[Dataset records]
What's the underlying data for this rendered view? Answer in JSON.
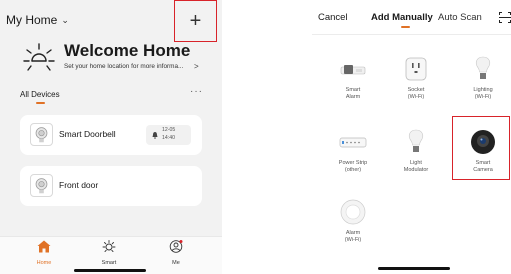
{
  "left": {
    "home_selector": "My Home",
    "add_button": "+",
    "welcome": {
      "title": "Welcome Home",
      "subtitle": "Set your home location for more informa...",
      "subtitle_arrow": ">"
    },
    "devices_tab": "All Devices",
    "more_menu": "···",
    "devices": [
      {
        "name": "Smart Doorbell",
        "badge_date": "12-05",
        "badge_time": "14:40"
      },
      {
        "name": "Front door"
      }
    ],
    "tabbar": [
      {
        "label": "Home",
        "icon": "home-icon",
        "active": true
      },
      {
        "label": "Smart",
        "icon": "sun-icon",
        "active": false
      },
      {
        "label": "Me",
        "icon": "profile-icon",
        "active": false
      }
    ]
  },
  "right": {
    "cancel": "Cancel",
    "tabs": [
      {
        "label": "Add Manually",
        "active": true
      },
      {
        "label": "Auto Scan",
        "active": false
      }
    ],
    "scan_icon": "scan-icon",
    "devices": [
      {
        "name": "Smart",
        "name2": "Alarm"
      },
      {
        "name": "Socket",
        "name2": "(Wi-Fi)"
      },
      {
        "name": "Lighting",
        "name2": "(Wi-Fi)"
      },
      {
        "name": "Power Strip",
        "name2": "(other)"
      },
      {
        "name": "Light",
        "name2": "Modulator"
      },
      {
        "name": "Smart",
        "name2": "Camera"
      },
      {
        "name": "Alarm",
        "name2": "(Wi-Fi)"
      }
    ]
  },
  "colors": {
    "accent": "#e07226",
    "highlight_box": "#d8232a",
    "left_background": "#f2f2f2",
    "card_background": "#ffffff"
  }
}
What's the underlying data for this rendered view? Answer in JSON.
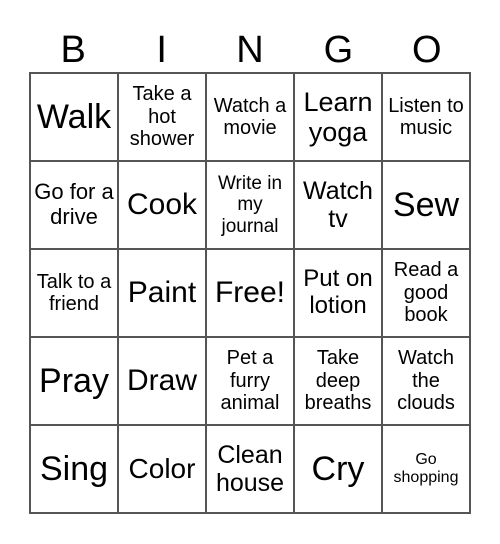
{
  "header": [
    "B",
    "I",
    "N",
    "G",
    "O"
  ],
  "cells": [
    "Walk",
    "Take a hot shower",
    "Watch a movie",
    "Learn yoga",
    "Listen to music",
    "Go for a drive",
    "Cook",
    "Write in my journal",
    "Watch tv",
    "Sew",
    "Talk to a friend",
    "Paint",
    "Free!",
    "Put on lotion",
    "Read a good book",
    "Pray",
    "Draw",
    "Pet a furry animal",
    "Take deep breaths",
    "Watch the clouds",
    "Sing",
    "Color",
    "Clean house",
    "Cry",
    "Go shopping"
  ]
}
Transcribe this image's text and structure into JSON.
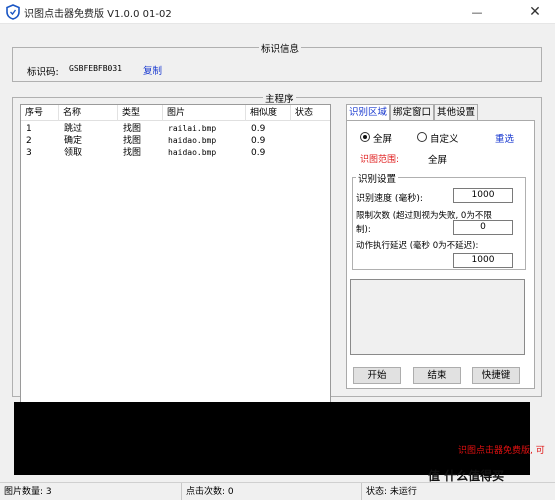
{
  "window": {
    "title": "识图点击器免费版 V1.0.0   01-02",
    "minimize_glyph": "—",
    "close_glyph": "✕",
    "icon": "shield-icon"
  },
  "id_group": {
    "title": "标识信息",
    "label": "标识码:",
    "value": "GSBFEBFB031",
    "copy": "复制"
  },
  "main_group": {
    "title": "主程序"
  },
  "list": {
    "columns": [
      "序号",
      "名称",
      "类型",
      "图片",
      "相似度",
      "状态"
    ],
    "rows": [
      [
        "1",
        "跳过",
        "找图",
        "railai.bmp",
        "0.9",
        ""
      ],
      [
        "2",
        "确定",
        "找图",
        "haidao.bmp",
        "0.9",
        ""
      ],
      [
        "3",
        "领取",
        "找图",
        "haidao.bmp",
        "0.9",
        ""
      ]
    ]
  },
  "tabs": [
    "识别区域",
    "绑定窗口",
    "其他设置"
  ],
  "area": {
    "fullscreen": "全屏",
    "custom": "自定义",
    "reselect": "重选",
    "range_label": "识图范围:",
    "range_value": "全屏"
  },
  "recog": {
    "title": "识别设置",
    "speed_label": "识别速度 (毫秒):",
    "speed_value": "1000",
    "limit_label_1": "限制次数 (超过则视为失败, 0为不限",
    "limit_label_2": "制):",
    "limit_value": "0",
    "delay_label": "动作执行延迟 (毫秒 0为不延迟):",
    "delay_value": "1000"
  },
  "buttons": {
    "start": "开始",
    "stop": "结束",
    "hotkey": "快捷键"
  },
  "console": {
    "ad_text": "识图点击器免费版, 可",
    "brand": "值 什么值得买"
  },
  "status": {
    "image_count": "图片数量: 3",
    "click_count": "点击次数: 0",
    "state": "状态:  未运行"
  }
}
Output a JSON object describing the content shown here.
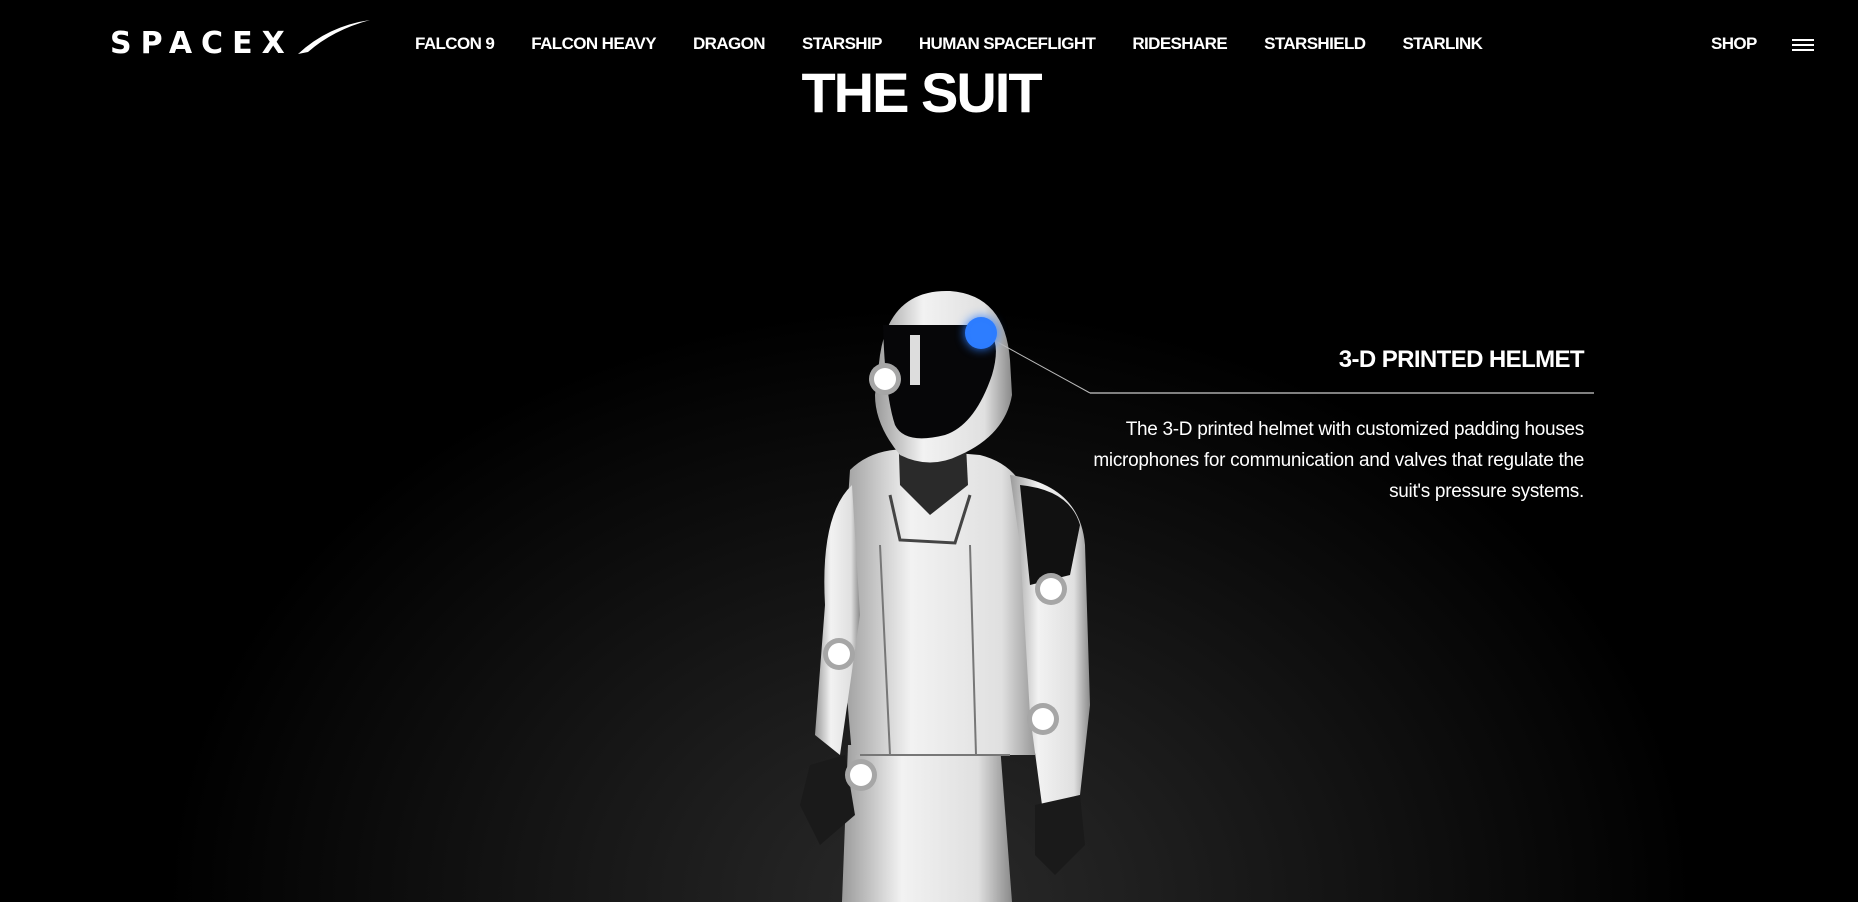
{
  "brand": "SPACEX",
  "nav": {
    "items": [
      "FALCON 9",
      "FALCON HEAVY",
      "DRAGON",
      "STARSHIP",
      "HUMAN SPACEFLIGHT",
      "RIDESHARE",
      "STARSHIELD",
      "STARLINK"
    ],
    "shop": "SHOP"
  },
  "page": {
    "title": "THE SUIT"
  },
  "feature": {
    "title": "3-D PRINTED HELMET",
    "description": "The 3-D printed helmet with customized padding houses microphones for communication and valves that regulate the suit's pressure systems."
  },
  "colors": {
    "accent": "#2d7dff",
    "background": "#000000"
  }
}
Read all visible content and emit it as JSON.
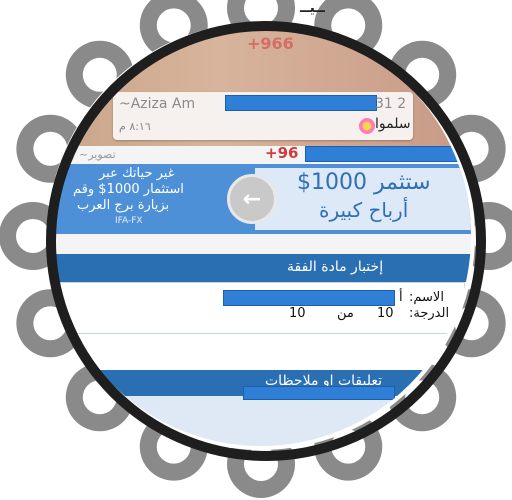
{
  "top_text": "ــيــ",
  "chat": {
    "number_top": "+966",
    "sender": "~Aziza Am",
    "sender_suffix": "31 2",
    "time": "٨:١٦ م",
    "message_end": "سلموا"
  },
  "ad": {
    "number": "+96",
    "prefix": "~تصوير",
    "left_line1": "غير حياتك عبر",
    "left_line2": "استثمار 1000$ وقم",
    "left_line3": "بزيارة برج العرب",
    "left_brand": "IFA-FX",
    "right_line1": "ستثمر 1000$",
    "right_line2": "أرباح كبيرة"
  },
  "quiz": {
    "title": "إختبار مادة الفقة",
    "name_label": "الاسم:",
    "name_value": "أ",
    "grade_label": "الدرجة:",
    "grade_value": "10",
    "grade_of": "من",
    "grade_total": "10"
  },
  "notes": {
    "title": "تعليقات او ملاحظات"
  },
  "colors": {
    "ring": "#1e1e1e",
    "header_blue": "#2b6fb3",
    "redaction": "#2f7fd6",
    "number_red": "#d23b3b"
  }
}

[Task]
Your task is to reproduce all of the material exactly. The pictures stay out.

[Task response]
What's the underlying data for this rendered view? Answer in JSON.
{
  "left": {
    "home_selector": "My Home",
    "add_button": "+",
    "welcome": {
      "title": "Welcome Home",
      "subtitle": "Set your home location for more informa...",
      "subtitle_arrow": ">"
    },
    "devices_tab": "All Devices",
    "more_menu": "···",
    "devices": [
      {
        "name": "Smart Doorbell",
        "badge_date": "12-05",
        "badge_time": "14:40"
      },
      {
        "name": "Front door"
      }
    ],
    "tabbar": [
      {
        "label": "Home",
        "icon": "home-icon",
        "active": true
      },
      {
        "label": "Smart",
        "icon": "sun-icon",
        "active": false
      },
      {
        "label": "Me",
        "icon": "profile-icon",
        "active": false
      }
    ]
  },
  "right": {
    "cancel": "Cancel",
    "tabs": [
      {
        "label": "Add Manually",
        "active": true
      },
      {
        "label": "Auto Scan",
        "active": false
      }
    ],
    "scan_icon": "scan-icon",
    "devices": [
      {
        "name": "Smart",
        "name2": "Alarm"
      },
      {
        "name": "Socket",
        "name2": "(Wi-Fi)"
      },
      {
        "name": "Lighting",
        "name2": "(Wi-Fi)"
      },
      {
        "name": "Power Strip",
        "name2": "(other)"
      },
      {
        "name": "Light",
        "name2": "Modulator"
      },
      {
        "name": "Smart",
        "name2": "Camera"
      },
      {
        "name": "Alarm",
        "name2": "(Wi-Fi)"
      }
    ]
  },
  "colors": {
    "accent": "#e07226",
    "highlight_box": "#d8232a",
    "left_background": "#f2f2f2",
    "card_background": "#ffffff"
  }
}
What's the underlying data for this rendered view? Answer in JSON.
{
  "header": [
    "B",
    "I",
    "N",
    "G",
    "O"
  ],
  "cells": [
    "Walk",
    "Take a hot shower",
    "Watch a movie",
    "Learn yoga",
    "Listen to music",
    "Go for a drive",
    "Cook",
    "Write in my journal",
    "Watch tv",
    "Sew",
    "Talk to a friend",
    "Paint",
    "Free!",
    "Put on lotion",
    "Read a good book",
    "Pray",
    "Draw",
    "Pet a furry animal",
    "Take deep breaths",
    "Watch the clouds",
    "Sing",
    "Color",
    "Clean house",
    "Cry",
    "Go shopping"
  ]
}
Transcribe this image's text and structure into JSON.
{
  "window": {
    "title": "识图点击器免费版 V1.0.0   01-02",
    "minimize_glyph": "—",
    "close_glyph": "✕",
    "icon": "shield-icon"
  },
  "id_group": {
    "title": "标识信息",
    "label": "标识码:",
    "value": "GSBFEBFB031",
    "copy": "复制"
  },
  "main_group": {
    "title": "主程序"
  },
  "list": {
    "columns": [
      "序号",
      "名称",
      "类型",
      "图片",
      "相似度",
      "状态"
    ],
    "rows": [
      [
        "1",
        "跳过",
        "找图",
        "railai.bmp",
        "0.9",
        ""
      ],
      [
        "2",
        "确定",
        "找图",
        "haidao.bmp",
        "0.9",
        ""
      ],
      [
        "3",
        "领取",
        "找图",
        "haidao.bmp",
        "0.9",
        ""
      ]
    ]
  },
  "tabs": [
    "识别区域",
    "绑定窗口",
    "其他设置"
  ],
  "area": {
    "fullscreen": "全屏",
    "custom": "自定义",
    "reselect": "重选",
    "range_label": "识图范围:",
    "range_value": "全屏"
  },
  "recog": {
    "title": "识别设置",
    "speed_label": "识别速度 (毫秒):",
    "speed_value": "1000",
    "limit_label_1": "限制次数 (超过则视为失败, 0为不限",
    "limit_label_2": "制):",
    "limit_value": "0",
    "delay_label": "动作执行延迟 (毫秒 0为不延迟):",
    "delay_value": "1000"
  },
  "buttons": {
    "start": "开始",
    "stop": "结束",
    "hotkey": "快捷键"
  },
  "console": {
    "ad_text": "识图点击器免费版, 可",
    "brand": "值 什么值得买"
  },
  "status": {
    "image_count": "图片数量: 3",
    "click_count": "点击次数: 0",
    "state": "状态:  未运行"
  }
}
Output a JSON object describing the content shown here.
{
  "brand": "SPACEX",
  "nav": {
    "items": [
      "FALCON 9",
      "FALCON HEAVY",
      "DRAGON",
      "STARSHIP",
      "HUMAN SPACEFLIGHT",
      "RIDESHARE",
      "STARSHIELD",
      "STARLINK"
    ],
    "shop": "SHOP"
  },
  "page": {
    "title": "THE SUIT"
  },
  "feature": {
    "title": "3-D PRINTED HELMET",
    "description": "The 3-D printed helmet with customized padding houses microphones for communication and valves that regulate the suit's pressure systems."
  },
  "colors": {
    "accent": "#2d7dff",
    "background": "#000000"
  }
}
Read all visible content and emit it as JSON.
{
  "top_text": "ــيــ",
  "chat": {
    "number_top": "+966",
    "sender": "~Aziza Am",
    "sender_suffix": "31 2",
    "time": "٨:١٦ م",
    "message_end": "سلموا"
  },
  "ad": {
    "number": "+96",
    "prefix": "~تصوير",
    "left_line1": "غير حياتك عبر",
    "left_line2": "استثمار 1000$ وقم",
    "left_line3": "بزيارة برج العرب",
    "left_brand": "IFA-FX",
    "right_line1": "ستثمر 1000$",
    "right_line2": "أرباح كبيرة"
  },
  "quiz": {
    "title": "إختبار مادة الفقة",
    "name_label": "الاسم:",
    "name_value": "أ",
    "grade_label": "الدرجة:",
    "grade_value": "10",
    "grade_of": "من",
    "grade_total": "10"
  },
  "notes": {
    "title": "تعليقات او ملاحظات"
  },
  "colors": {
    "ring": "#1e1e1e",
    "header_blue": "#2b6fb3",
    "redaction": "#2f7fd6",
    "number_red": "#d23b3b"
  }
}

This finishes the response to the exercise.